### REQUIREMENT
Would you transcribe the listing that follows, character for character, and omit its images?

### TASK DATA

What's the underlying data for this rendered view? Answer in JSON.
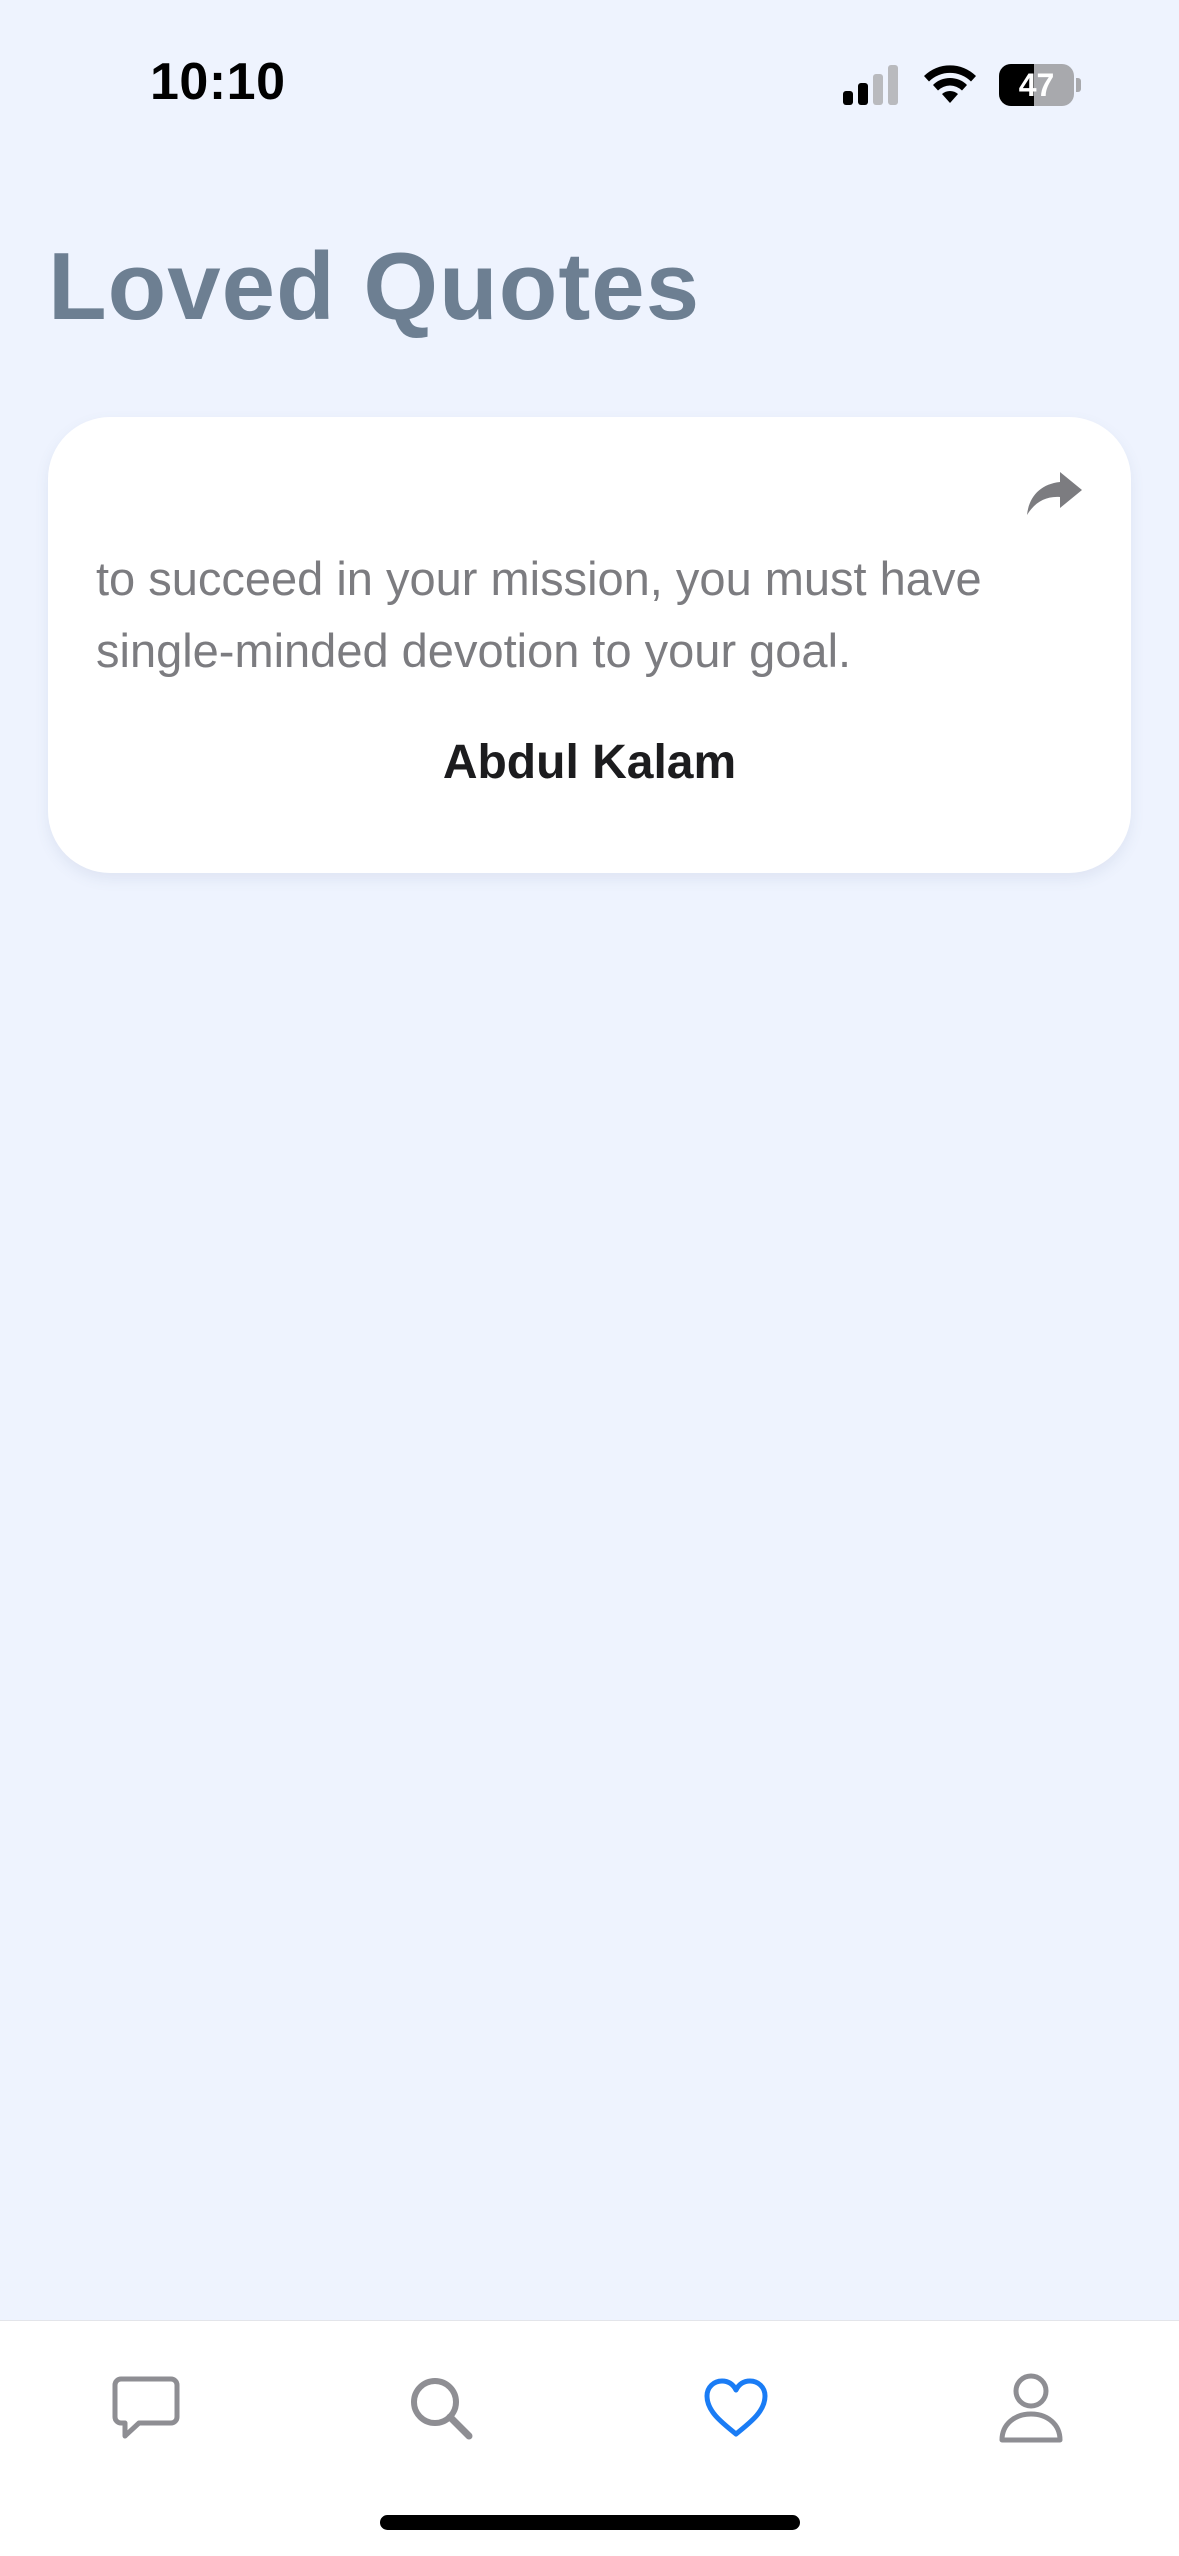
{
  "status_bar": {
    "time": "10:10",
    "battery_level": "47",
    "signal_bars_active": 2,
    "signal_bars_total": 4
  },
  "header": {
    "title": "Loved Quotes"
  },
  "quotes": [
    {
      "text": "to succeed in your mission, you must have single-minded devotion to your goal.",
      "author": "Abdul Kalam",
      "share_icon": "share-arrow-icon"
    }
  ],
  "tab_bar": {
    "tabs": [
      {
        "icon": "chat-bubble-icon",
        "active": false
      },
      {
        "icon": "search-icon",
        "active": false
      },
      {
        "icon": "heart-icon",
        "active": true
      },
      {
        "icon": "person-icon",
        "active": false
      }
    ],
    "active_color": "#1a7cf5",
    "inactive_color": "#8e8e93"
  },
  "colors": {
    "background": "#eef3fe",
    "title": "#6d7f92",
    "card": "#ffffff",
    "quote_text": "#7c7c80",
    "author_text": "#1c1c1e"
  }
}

### TASK RESPONSE
What's the underlying data for this rendered view? Answer in JSON.
{
  "status_bar": {
    "time": "10:10",
    "battery_level": "47",
    "signal_bars_active": 2,
    "signal_bars_total": 4
  },
  "header": {
    "title": "Loved Quotes"
  },
  "quotes": [
    {
      "text": "to succeed in your mission, you must have single-minded devotion to your goal.",
      "author": "Abdul Kalam",
      "share_icon": "share-arrow-icon"
    }
  ],
  "tab_bar": {
    "tabs": [
      {
        "icon": "chat-bubble-icon",
        "active": false
      },
      {
        "icon": "search-icon",
        "active": false
      },
      {
        "icon": "heart-icon",
        "active": true
      },
      {
        "icon": "person-icon",
        "active": false
      }
    ],
    "active_color": "#1a7cf5",
    "inactive_color": "#8e8e93"
  },
  "colors": {
    "background": "#eef3fe",
    "title": "#6d7f92",
    "card": "#ffffff",
    "quote_text": "#7c7c80",
    "author_text": "#1c1c1e"
  }
}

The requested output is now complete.